-- START OF Extracted information --

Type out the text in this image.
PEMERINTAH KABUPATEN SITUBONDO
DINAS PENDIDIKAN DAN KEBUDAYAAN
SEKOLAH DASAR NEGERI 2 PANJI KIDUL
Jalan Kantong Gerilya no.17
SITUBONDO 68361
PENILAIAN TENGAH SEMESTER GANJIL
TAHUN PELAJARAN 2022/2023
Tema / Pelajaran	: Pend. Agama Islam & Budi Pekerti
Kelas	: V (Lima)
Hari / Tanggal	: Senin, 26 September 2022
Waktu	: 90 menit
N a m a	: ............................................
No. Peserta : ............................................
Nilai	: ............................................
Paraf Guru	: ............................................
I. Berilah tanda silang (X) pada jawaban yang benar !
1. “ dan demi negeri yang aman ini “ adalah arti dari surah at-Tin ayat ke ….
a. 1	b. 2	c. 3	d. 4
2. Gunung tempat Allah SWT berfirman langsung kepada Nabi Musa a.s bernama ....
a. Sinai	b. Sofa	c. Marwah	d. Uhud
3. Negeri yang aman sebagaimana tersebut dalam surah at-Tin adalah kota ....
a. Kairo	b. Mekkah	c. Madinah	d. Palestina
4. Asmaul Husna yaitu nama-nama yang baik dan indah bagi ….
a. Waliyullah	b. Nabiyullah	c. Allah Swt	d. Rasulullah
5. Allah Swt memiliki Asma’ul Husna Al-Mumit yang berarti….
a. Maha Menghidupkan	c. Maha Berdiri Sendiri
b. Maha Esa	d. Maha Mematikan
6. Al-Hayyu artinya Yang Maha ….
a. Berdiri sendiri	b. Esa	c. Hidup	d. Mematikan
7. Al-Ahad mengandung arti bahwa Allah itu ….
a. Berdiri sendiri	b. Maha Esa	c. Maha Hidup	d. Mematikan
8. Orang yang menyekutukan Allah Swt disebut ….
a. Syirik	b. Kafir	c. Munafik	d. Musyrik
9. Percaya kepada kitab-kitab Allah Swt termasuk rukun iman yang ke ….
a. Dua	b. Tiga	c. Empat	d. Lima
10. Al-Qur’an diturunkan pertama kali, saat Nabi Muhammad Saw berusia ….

-- END OF Extracted information --
-- START OF Extracted information --

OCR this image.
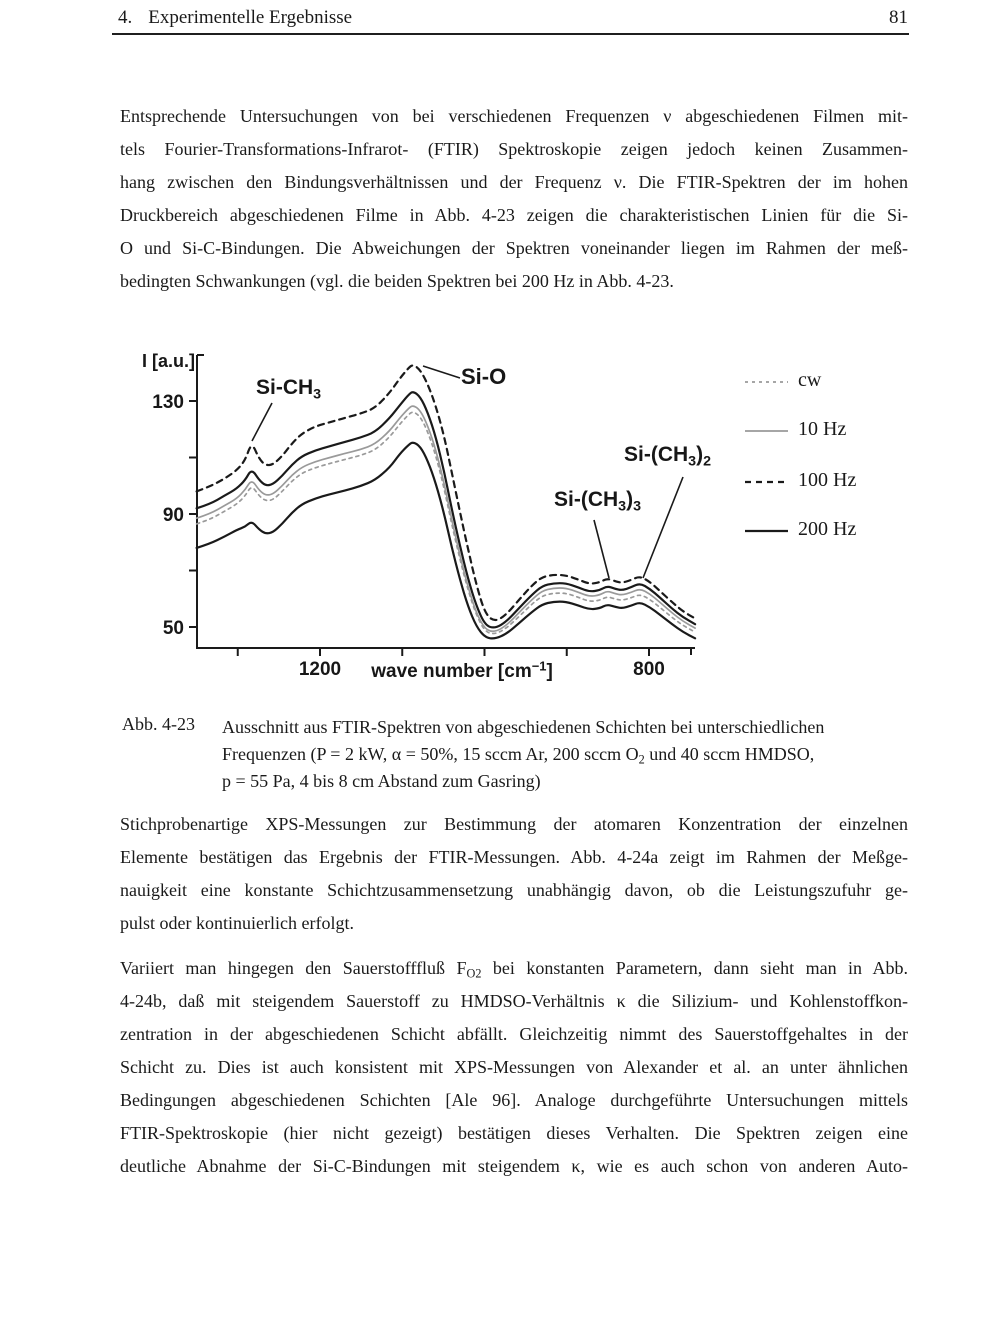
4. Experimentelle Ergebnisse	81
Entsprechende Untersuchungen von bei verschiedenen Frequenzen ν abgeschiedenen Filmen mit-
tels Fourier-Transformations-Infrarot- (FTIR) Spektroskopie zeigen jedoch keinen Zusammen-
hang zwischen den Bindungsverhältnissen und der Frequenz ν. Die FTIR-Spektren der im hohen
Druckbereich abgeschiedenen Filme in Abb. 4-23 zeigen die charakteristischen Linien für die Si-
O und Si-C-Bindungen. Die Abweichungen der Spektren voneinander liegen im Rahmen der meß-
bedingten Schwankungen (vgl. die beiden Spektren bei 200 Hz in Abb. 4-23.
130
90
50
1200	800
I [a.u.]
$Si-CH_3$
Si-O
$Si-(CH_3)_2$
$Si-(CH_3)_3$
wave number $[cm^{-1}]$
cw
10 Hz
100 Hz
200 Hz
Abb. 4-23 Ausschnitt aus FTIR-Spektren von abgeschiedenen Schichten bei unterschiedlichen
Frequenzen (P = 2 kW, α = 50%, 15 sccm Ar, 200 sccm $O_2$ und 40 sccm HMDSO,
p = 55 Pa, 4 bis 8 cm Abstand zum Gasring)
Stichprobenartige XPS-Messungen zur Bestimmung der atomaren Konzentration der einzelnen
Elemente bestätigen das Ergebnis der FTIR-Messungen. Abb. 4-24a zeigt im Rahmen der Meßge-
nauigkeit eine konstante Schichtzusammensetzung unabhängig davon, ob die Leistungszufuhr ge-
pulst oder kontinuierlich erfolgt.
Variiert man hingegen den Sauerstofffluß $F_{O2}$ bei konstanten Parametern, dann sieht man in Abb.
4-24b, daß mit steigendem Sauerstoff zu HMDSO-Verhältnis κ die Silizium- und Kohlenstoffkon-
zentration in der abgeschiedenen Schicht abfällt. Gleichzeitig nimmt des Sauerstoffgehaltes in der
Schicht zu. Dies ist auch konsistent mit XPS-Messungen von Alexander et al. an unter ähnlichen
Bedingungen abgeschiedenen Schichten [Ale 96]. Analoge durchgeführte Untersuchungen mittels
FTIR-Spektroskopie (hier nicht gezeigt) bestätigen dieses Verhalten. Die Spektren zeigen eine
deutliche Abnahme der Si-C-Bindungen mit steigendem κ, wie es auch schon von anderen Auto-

-- END OF Extracted information --
-- START OF Extracted information --

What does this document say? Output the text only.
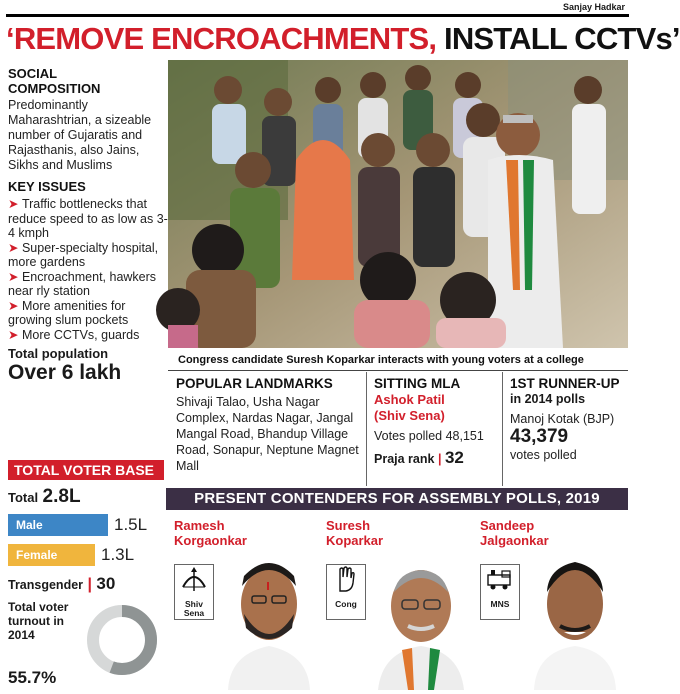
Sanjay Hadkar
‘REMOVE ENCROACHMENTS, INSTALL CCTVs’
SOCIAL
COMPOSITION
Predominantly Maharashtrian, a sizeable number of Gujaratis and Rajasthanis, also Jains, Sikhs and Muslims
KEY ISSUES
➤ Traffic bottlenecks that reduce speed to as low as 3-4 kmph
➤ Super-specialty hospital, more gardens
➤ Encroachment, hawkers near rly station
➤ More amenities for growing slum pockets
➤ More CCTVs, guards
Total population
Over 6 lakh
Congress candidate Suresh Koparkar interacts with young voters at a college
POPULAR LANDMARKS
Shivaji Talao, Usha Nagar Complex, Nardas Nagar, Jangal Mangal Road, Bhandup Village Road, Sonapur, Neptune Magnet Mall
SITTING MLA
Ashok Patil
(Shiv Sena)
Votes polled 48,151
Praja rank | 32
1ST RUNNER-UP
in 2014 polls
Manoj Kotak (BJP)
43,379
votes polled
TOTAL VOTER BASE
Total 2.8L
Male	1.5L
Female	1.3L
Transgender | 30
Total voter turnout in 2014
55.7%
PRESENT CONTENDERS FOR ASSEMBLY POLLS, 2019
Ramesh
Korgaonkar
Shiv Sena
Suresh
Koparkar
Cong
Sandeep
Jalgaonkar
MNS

-- END OF Extracted information --

▶ **Stated task**: Pick out every line above that contains the word "surah" and copy it.

▶ **The response**:
1. “ dan demi negeri yang aman ini “ adalah arti dari surah at-Tin ayat ke ….
3. Negeri yang aman sebagaimana tersebut dalam surah at-Tin adalah kota ....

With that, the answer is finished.